Data entries:
--------------------------------------------------

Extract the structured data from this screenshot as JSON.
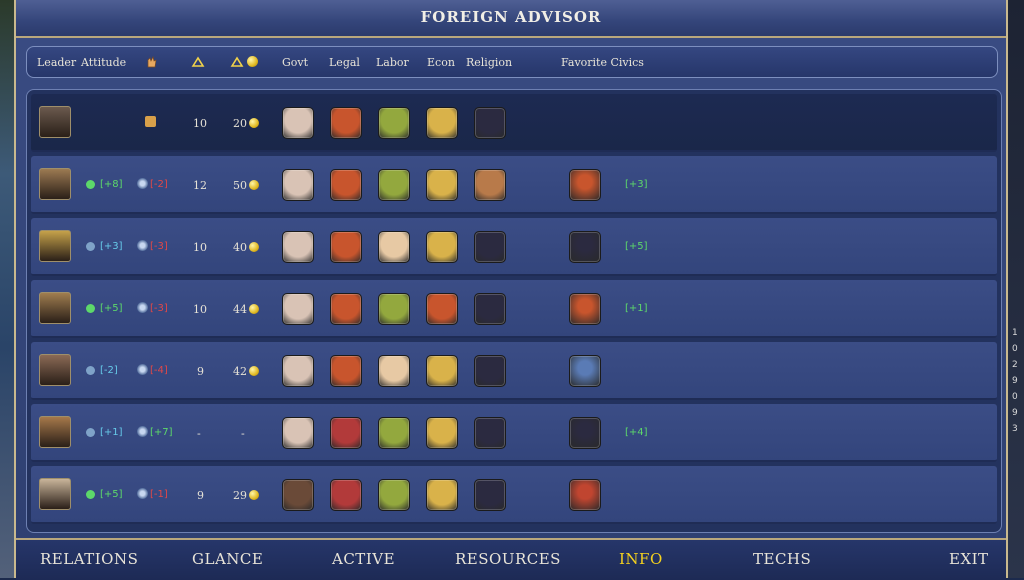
{
  "title": "FOREIGN ADVISOR",
  "headers": {
    "leader": "Leader",
    "attitude": "Attitude",
    "govt": "Govt",
    "legal": "Legal",
    "labor": "Labor",
    "econ": "Econ",
    "religion": "Religion",
    "favorite": "Favorite Civics"
  },
  "rows": [
    {
      "att_val": "",
      "att_color": "",
      "att2_val": "",
      "att2_color": "",
      "n1": "10",
      "n2": "20",
      "coin": true,
      "civics": [
        "#d9c3b5",
        "#c8552d",
        "#93a83e",
        "#d9b24a",
        "#2b2a40"
      ],
      "fav": "",
      "fav_val": ""
    },
    {
      "att_val": "[+8]",
      "att_color": "green",
      "att2_val": "[-2]",
      "att2_color": "red",
      "n1": "12",
      "n2": "50",
      "coin": true,
      "civics": [
        "#d9c3b5",
        "#c8552d",
        "#93a83e",
        "#d9b24a",
        "#b87a4a"
      ],
      "fav": "#c8552d",
      "fav_val": "[+3]"
    },
    {
      "att_val": "[+3]",
      "att_color": "cyan",
      "att2_val": "[-3]",
      "att2_color": "red",
      "n1": "10",
      "n2": "40",
      "coin": true,
      "civics": [
        "#d9c3b5",
        "#c8552d",
        "#e7c9a4",
        "#d9b24a",
        "#2b2a40"
      ],
      "fav": "#2b2a40",
      "fav_val": "[+5]"
    },
    {
      "att_val": "[+5]",
      "att_color": "green",
      "att2_val": "[-3]",
      "att2_color": "red",
      "n1": "10",
      "n2": "44",
      "coin": true,
      "civics": [
        "#d9c3b5",
        "#c8552d",
        "#93a83e",
        "#c8552d",
        "#2b2a40"
      ],
      "fav": "#c8552d",
      "fav_val": "[+1]"
    },
    {
      "att_val": "[-2]",
      "att_color": "cyan",
      "att2_val": "[-4]",
      "att2_color": "red",
      "n1": "9",
      "n2": "42",
      "coin": true,
      "civics": [
        "#d9c3b5",
        "#c8552d",
        "#e7c9a4",
        "#d9b24a",
        "#2b2a40"
      ],
      "fav": "#5a7bb5",
      "fav_val": ""
    },
    {
      "att_val": "[+1]",
      "att_color": "cyan",
      "att2_val": "[+7]",
      "att2_color": "green",
      "n1": "-",
      "n2": "-",
      "coin": false,
      "civics": [
        "#d9c3b5",
        "#b23a3a",
        "#93a83e",
        "#d9b24a",
        "#2b2a40"
      ],
      "fav": "#2b2a40",
      "fav_val": "[+4]"
    },
    {
      "att_val": "[+5]",
      "att_color": "green",
      "att2_val": "[-1]",
      "att2_color": "red",
      "n1": "9",
      "n2": "29",
      "coin": true,
      "civics": [
        "#6a4a38",
        "#b23a3a",
        "#93a83e",
        "#d9b24a",
        "#2b2a40"
      ],
      "fav": "#c04530",
      "fav_val": ""
    }
  ],
  "portraits": [
    "#6b5a4e",
    "#9c7a52",
    "#c6a24a",
    "#a07d4f",
    "#8b6a55",
    "#a6784a",
    "#c9b59a"
  ],
  "tabs": {
    "relations": "RELATIONS",
    "glance": "GLANCE",
    "active": "ACTIVE",
    "resources": "RESOURCES",
    "info": "INFO",
    "techs": "TECHS",
    "exit": "EXIT"
  },
  "colors": {
    "active_tab": "#f5d21e",
    "green": "#5dd86a",
    "cyan": "#66c9e8",
    "red": "#e04848"
  },
  "sidebar_numbers": [
    "1",
    "0",
    "2",
    "9",
    "0",
    "9",
    "3"
  ]
}
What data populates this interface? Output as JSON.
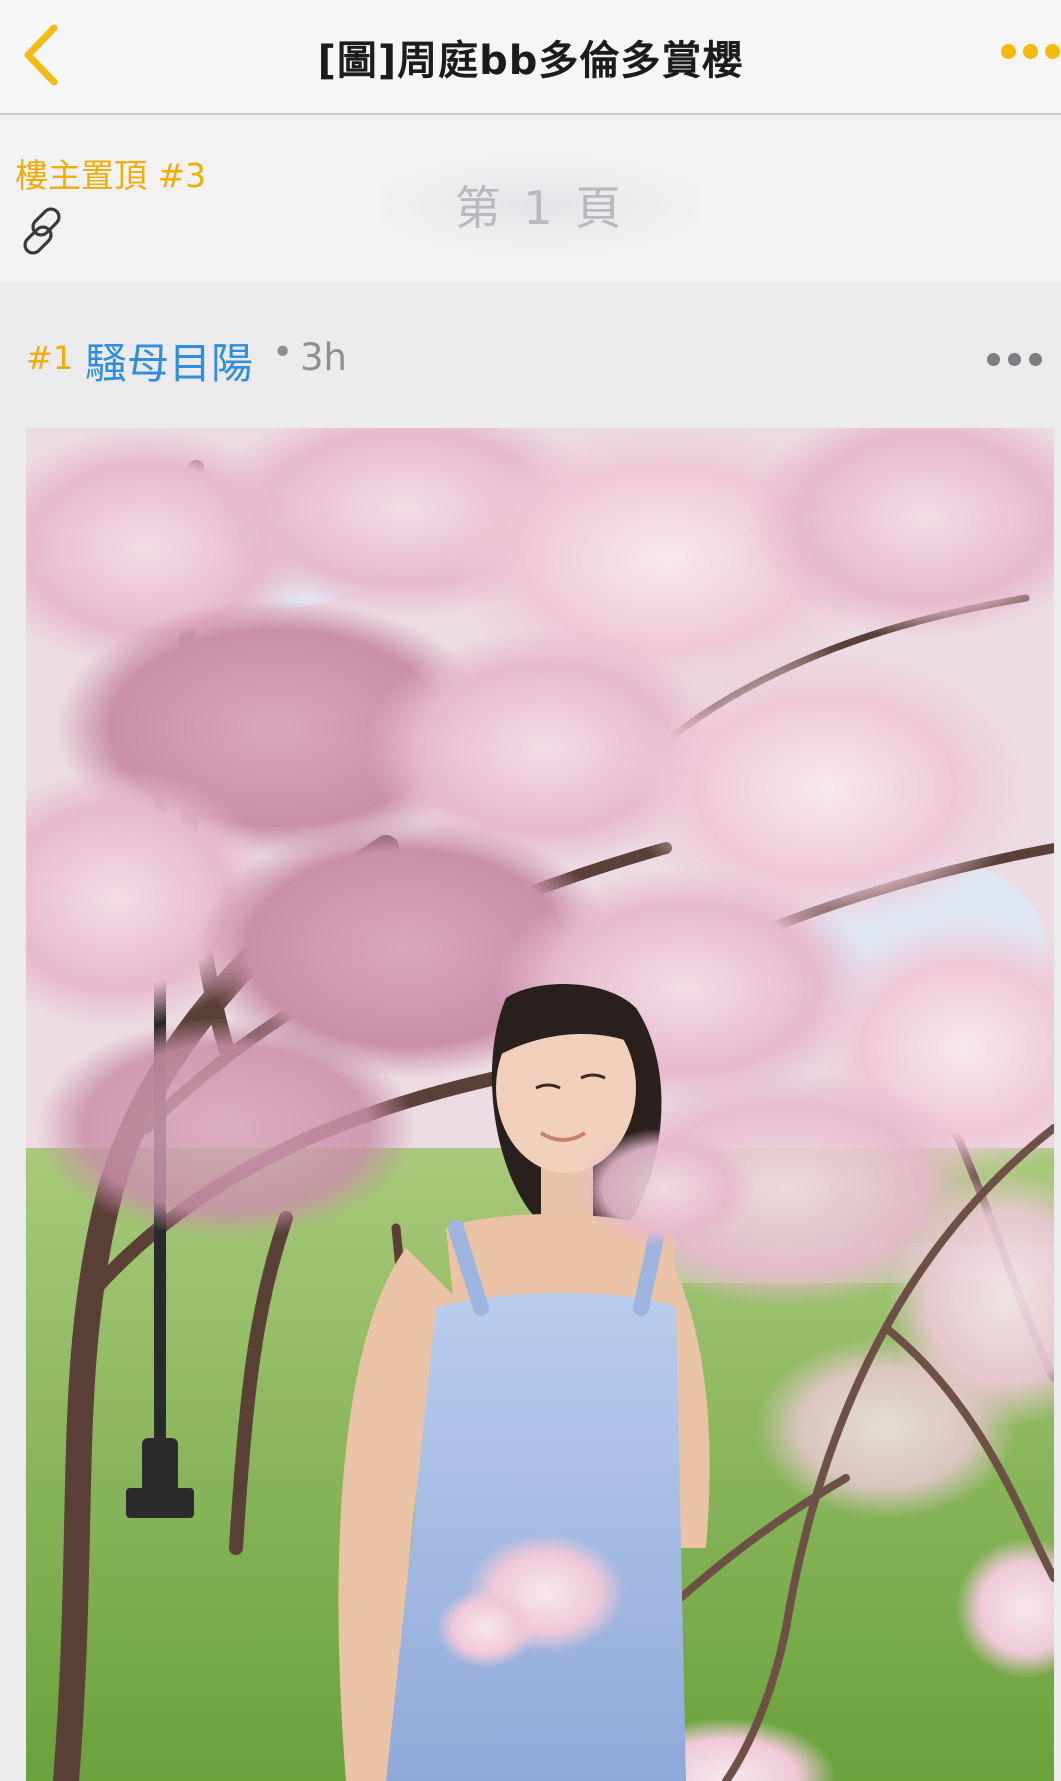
{
  "nav": {
    "title": "[圖]周庭bb多倫多賞櫻",
    "icons": {
      "back": "chevron-left-icon",
      "more": "ellipsis-icon"
    },
    "accent_color": "#f5b90f"
  },
  "pinned": {
    "label": "樓主置頂 #3",
    "link_icon": "link-icon",
    "page_indicator": "第 1 頁"
  },
  "post": {
    "floor": "#1",
    "author": "騷母目陽",
    "separator": "•",
    "time": "3h",
    "author_color": "#2f8fde",
    "photo_icon": "photo-image"
  }
}
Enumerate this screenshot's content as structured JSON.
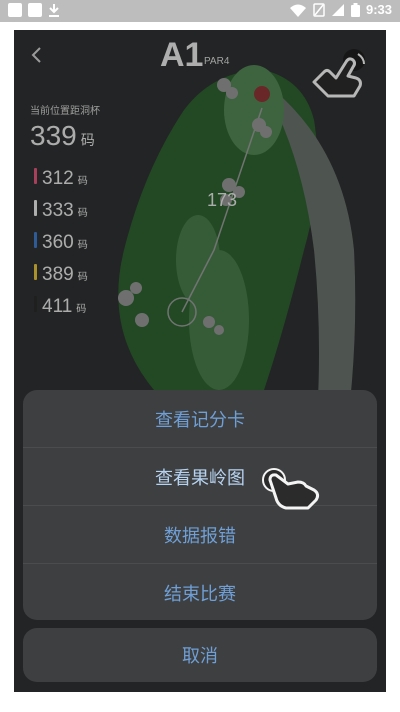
{
  "status_bar": {
    "time": "9:33",
    "icons": [
      "notification-square-icon",
      "notification-square-icon",
      "download-icon",
      "wifi-icon",
      "no-sim-icon",
      "signal-icon",
      "battery-icon"
    ]
  },
  "header": {
    "back_icon": "back-arrow-icon",
    "hole": "A1",
    "par": "PAR4"
  },
  "distance": {
    "label": "当前位置距洞杯",
    "value": "339",
    "unit": "码"
  },
  "tees": [
    {
      "value": "312",
      "unit": "码",
      "color": "#e0567a"
    },
    {
      "value": "333",
      "unit": "码",
      "color": "#e8e8e8"
    },
    {
      "value": "360",
      "unit": "码",
      "color": "#3e78c8"
    },
    {
      "value": "389",
      "unit": "码",
      "color": "#e3c23a"
    },
    {
      "value": "411",
      "unit": "码",
      "color": "#2a2a2a"
    }
  ],
  "map": {
    "marker_label": "173"
  },
  "action_sheet": {
    "items": [
      {
        "label": "查看记分卡"
      },
      {
        "label": "查看果岭图"
      },
      {
        "label": "数据报错"
      },
      {
        "label": "结束比赛"
      }
    ],
    "cancel": "取消"
  },
  "colors": {
    "accent": "#6f9fd6",
    "sheet_bg": "#3e3f40",
    "backdrop": "#2f3132"
  }
}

--------------------------------------------------

Your objective:
Make a copy of each line that contains the string "this".

Answer below:
Extract the structured data from this screenshot as JSON.
What data populates this interface? Output as JSON.
Enumerate this screenshot's content as structured JSON.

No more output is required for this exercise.